#### [What the task requires]
In the records that follow, show each line where the word "this" is present.
[start of Information shown]
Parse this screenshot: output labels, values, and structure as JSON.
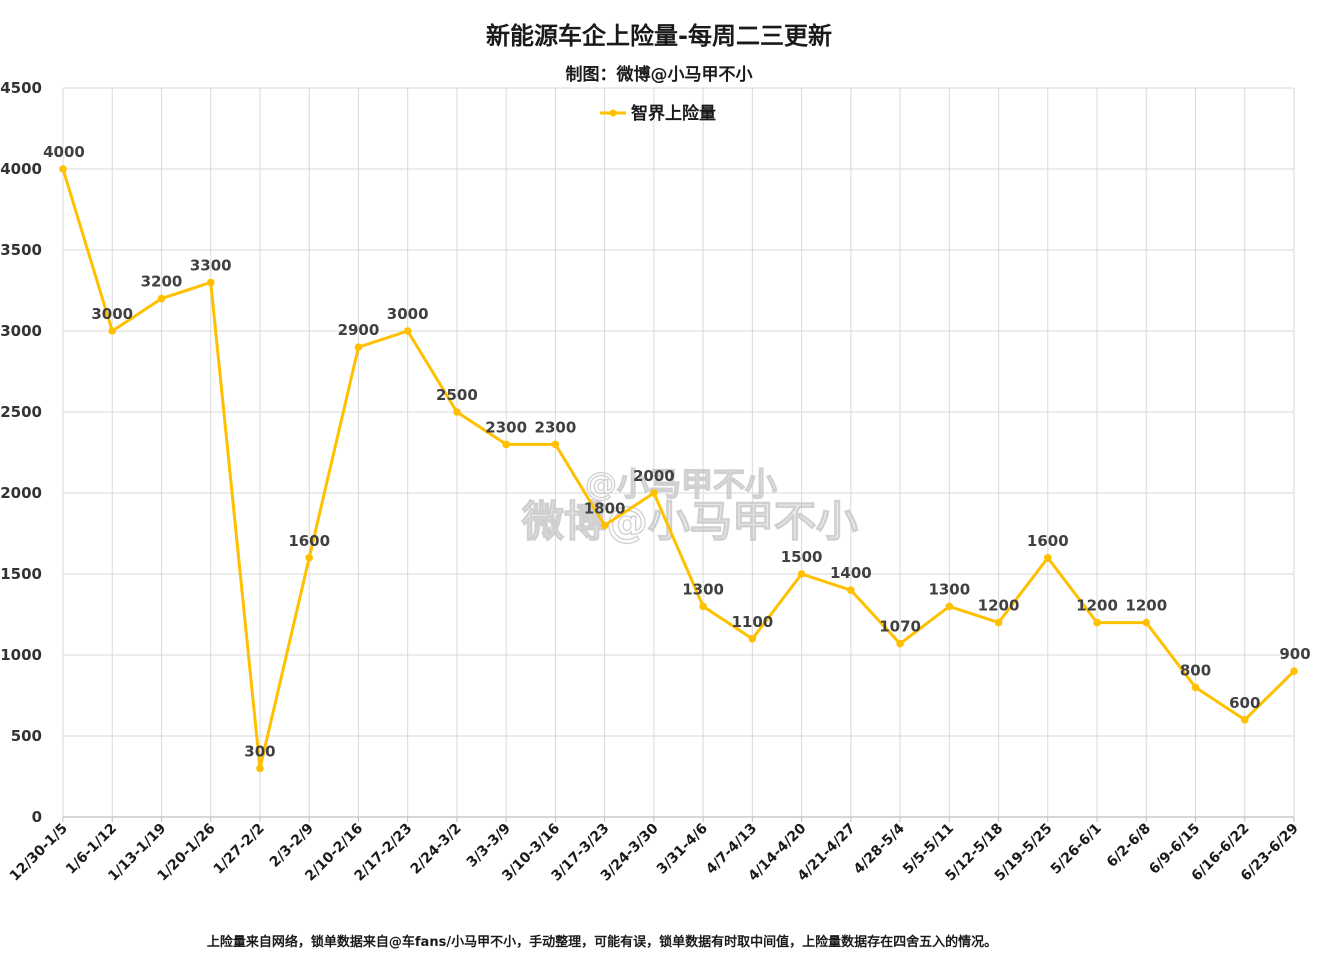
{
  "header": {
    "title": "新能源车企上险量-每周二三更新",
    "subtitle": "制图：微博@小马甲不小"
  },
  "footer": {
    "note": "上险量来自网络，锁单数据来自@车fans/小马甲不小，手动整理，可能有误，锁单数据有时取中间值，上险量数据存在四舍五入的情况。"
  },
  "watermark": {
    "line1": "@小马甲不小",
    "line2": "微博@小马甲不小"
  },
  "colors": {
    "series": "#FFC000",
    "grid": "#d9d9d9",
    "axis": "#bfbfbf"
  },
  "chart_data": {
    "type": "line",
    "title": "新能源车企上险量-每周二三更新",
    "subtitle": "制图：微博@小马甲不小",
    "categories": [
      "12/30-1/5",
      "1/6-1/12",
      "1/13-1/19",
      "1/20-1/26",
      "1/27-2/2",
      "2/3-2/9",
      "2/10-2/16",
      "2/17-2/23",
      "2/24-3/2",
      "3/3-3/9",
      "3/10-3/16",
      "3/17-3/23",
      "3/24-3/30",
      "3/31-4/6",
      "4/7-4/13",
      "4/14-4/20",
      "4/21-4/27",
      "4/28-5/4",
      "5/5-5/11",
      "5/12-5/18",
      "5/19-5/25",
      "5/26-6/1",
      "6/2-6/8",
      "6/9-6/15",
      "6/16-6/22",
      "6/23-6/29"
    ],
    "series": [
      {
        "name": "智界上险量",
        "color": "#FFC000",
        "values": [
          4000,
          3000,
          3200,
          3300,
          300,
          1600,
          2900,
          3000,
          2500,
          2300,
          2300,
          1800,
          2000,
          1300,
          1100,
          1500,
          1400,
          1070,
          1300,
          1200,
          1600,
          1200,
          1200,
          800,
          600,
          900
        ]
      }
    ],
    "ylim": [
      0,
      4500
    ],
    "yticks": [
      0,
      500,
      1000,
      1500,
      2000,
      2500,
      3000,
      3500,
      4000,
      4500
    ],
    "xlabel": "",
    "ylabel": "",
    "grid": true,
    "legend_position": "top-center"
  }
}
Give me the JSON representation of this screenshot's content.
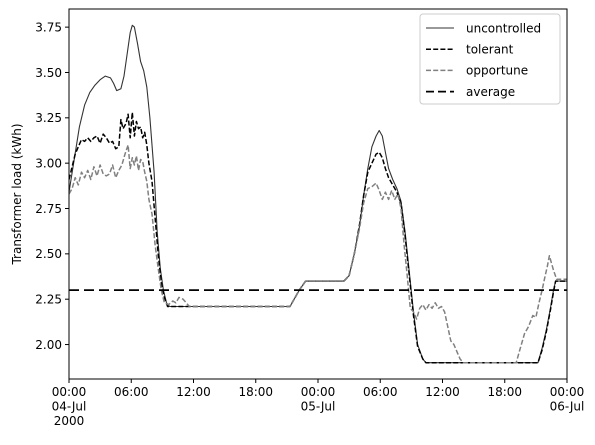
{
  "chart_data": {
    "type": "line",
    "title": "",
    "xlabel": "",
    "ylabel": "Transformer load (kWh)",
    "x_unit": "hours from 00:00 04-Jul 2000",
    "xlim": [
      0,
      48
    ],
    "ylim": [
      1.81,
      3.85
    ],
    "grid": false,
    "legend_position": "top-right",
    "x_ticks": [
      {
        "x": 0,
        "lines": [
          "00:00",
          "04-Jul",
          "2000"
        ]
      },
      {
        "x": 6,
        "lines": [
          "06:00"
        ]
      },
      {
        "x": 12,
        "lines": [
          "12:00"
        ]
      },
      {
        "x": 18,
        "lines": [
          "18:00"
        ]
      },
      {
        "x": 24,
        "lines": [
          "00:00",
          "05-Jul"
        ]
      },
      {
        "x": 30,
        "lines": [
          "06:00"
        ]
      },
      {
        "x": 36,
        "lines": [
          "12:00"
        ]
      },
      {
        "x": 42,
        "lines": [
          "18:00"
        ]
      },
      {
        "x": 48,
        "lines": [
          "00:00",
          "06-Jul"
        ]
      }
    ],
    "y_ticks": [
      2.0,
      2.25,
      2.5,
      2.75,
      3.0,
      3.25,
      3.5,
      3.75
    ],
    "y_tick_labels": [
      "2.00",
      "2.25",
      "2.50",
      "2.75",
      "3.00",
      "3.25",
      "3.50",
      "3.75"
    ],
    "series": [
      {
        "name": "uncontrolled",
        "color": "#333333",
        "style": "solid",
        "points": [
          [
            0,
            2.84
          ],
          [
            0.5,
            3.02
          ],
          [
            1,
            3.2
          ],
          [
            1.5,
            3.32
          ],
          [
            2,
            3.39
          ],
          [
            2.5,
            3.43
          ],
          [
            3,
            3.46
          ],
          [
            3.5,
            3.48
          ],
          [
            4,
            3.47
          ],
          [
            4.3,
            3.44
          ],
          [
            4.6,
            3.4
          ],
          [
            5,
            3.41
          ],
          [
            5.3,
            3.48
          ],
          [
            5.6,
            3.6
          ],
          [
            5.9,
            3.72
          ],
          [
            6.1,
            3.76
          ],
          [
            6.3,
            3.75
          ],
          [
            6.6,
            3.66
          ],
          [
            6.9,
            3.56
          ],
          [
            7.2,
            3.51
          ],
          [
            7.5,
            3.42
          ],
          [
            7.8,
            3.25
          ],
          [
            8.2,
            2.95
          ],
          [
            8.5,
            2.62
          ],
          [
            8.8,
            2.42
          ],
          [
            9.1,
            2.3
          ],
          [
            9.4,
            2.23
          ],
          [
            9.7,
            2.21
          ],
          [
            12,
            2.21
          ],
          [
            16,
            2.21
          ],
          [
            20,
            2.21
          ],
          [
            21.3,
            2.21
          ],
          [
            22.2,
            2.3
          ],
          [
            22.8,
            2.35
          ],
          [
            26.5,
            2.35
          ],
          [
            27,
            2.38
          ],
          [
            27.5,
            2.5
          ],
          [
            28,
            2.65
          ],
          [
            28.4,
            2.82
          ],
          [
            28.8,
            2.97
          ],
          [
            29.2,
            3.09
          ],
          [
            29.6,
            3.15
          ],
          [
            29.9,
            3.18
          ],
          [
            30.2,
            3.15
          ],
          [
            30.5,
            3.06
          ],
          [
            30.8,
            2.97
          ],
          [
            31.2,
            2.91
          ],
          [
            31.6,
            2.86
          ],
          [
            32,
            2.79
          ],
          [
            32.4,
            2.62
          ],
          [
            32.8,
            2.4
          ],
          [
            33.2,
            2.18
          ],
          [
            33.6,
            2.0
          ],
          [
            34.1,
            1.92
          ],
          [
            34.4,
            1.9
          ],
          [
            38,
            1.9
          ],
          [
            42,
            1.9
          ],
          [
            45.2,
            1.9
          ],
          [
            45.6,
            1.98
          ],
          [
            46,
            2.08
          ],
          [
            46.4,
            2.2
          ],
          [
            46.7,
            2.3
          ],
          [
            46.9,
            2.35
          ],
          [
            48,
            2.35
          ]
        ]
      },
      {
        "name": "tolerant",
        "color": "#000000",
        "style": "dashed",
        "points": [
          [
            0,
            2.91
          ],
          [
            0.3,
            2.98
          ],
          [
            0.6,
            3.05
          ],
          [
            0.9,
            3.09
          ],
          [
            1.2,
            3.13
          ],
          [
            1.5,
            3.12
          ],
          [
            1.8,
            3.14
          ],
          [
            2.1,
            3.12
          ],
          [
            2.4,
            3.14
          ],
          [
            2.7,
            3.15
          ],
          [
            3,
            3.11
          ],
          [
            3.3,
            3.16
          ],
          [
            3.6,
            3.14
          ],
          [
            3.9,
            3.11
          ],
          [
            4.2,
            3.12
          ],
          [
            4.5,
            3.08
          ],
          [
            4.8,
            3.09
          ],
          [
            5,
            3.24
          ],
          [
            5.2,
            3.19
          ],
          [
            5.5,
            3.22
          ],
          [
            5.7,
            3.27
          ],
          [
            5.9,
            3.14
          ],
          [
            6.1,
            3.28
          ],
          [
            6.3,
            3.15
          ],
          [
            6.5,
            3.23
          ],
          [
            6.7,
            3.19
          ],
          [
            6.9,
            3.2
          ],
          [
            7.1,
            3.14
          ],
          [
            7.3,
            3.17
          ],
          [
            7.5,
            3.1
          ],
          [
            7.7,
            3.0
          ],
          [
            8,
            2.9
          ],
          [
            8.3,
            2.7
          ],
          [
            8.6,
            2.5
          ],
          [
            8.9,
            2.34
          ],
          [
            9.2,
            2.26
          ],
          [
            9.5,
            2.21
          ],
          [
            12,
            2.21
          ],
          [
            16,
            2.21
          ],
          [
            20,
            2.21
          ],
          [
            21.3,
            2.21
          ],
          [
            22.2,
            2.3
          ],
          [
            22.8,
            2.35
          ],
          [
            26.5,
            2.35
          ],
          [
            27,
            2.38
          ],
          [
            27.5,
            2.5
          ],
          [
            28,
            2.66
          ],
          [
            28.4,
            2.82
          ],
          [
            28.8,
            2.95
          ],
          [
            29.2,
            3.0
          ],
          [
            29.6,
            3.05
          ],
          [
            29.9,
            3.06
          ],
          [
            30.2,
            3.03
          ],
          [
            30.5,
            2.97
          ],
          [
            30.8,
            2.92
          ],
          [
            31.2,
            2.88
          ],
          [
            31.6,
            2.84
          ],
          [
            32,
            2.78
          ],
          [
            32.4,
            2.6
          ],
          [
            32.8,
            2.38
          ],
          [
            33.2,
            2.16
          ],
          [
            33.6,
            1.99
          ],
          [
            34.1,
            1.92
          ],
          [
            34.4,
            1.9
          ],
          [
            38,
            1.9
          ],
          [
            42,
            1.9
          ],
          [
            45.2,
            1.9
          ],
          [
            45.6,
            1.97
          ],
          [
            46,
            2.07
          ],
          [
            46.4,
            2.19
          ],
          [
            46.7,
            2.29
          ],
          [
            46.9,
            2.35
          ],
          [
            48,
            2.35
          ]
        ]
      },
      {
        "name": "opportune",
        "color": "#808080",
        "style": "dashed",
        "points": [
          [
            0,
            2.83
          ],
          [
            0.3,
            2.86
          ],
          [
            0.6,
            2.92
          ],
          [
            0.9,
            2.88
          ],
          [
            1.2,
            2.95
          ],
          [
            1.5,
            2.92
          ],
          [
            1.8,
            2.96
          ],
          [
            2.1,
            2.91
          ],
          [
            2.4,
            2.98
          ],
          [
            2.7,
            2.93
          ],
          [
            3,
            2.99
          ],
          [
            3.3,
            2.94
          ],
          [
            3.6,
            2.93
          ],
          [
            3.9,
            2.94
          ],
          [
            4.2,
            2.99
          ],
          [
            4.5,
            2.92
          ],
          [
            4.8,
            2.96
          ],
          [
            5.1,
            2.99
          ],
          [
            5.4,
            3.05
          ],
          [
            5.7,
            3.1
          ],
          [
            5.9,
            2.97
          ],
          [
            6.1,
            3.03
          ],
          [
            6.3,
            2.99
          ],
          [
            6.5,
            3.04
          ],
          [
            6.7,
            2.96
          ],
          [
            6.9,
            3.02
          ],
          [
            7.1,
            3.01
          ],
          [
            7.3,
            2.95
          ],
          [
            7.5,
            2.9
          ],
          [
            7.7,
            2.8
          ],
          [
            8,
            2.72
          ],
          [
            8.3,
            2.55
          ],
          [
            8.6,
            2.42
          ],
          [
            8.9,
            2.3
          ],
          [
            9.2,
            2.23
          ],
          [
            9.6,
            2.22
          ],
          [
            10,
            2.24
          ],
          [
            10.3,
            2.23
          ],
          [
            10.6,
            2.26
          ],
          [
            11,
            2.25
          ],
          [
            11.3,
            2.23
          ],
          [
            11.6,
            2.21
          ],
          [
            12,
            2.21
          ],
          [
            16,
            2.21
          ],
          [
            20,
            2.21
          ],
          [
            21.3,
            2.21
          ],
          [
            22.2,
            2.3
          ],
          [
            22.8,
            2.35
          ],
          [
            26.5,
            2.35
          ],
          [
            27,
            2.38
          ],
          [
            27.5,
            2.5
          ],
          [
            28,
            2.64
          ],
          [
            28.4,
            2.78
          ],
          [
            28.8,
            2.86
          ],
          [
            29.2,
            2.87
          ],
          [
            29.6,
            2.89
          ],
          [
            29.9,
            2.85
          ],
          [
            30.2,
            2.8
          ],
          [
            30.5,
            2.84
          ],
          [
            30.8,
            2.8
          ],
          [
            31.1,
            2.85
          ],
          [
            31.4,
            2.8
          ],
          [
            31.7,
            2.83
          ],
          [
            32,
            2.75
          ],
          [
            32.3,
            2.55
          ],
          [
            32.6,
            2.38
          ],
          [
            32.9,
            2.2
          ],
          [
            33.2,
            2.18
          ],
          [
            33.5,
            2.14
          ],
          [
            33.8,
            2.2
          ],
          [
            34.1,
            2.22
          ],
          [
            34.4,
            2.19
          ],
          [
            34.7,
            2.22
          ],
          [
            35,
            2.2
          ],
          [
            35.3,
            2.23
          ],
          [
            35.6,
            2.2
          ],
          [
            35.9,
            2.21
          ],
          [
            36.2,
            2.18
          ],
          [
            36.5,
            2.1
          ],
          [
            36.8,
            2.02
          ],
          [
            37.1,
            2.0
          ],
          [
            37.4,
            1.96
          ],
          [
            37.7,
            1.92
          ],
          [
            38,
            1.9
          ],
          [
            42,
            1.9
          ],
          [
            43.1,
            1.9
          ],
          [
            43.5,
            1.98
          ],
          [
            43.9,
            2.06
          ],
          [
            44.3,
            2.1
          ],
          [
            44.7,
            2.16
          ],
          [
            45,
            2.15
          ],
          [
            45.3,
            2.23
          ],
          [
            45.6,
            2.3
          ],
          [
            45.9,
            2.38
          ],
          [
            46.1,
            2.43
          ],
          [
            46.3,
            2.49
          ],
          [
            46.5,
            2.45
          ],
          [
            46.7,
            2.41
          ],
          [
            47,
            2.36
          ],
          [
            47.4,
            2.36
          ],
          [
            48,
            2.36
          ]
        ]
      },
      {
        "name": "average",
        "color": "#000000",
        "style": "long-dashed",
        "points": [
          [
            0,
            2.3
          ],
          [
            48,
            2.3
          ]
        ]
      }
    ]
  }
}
[end of Information shown]
#### [Task output]
Parse this screenshot: output labels, values, and structure as JSON.
Give me the JSON representation of this screenshot's content.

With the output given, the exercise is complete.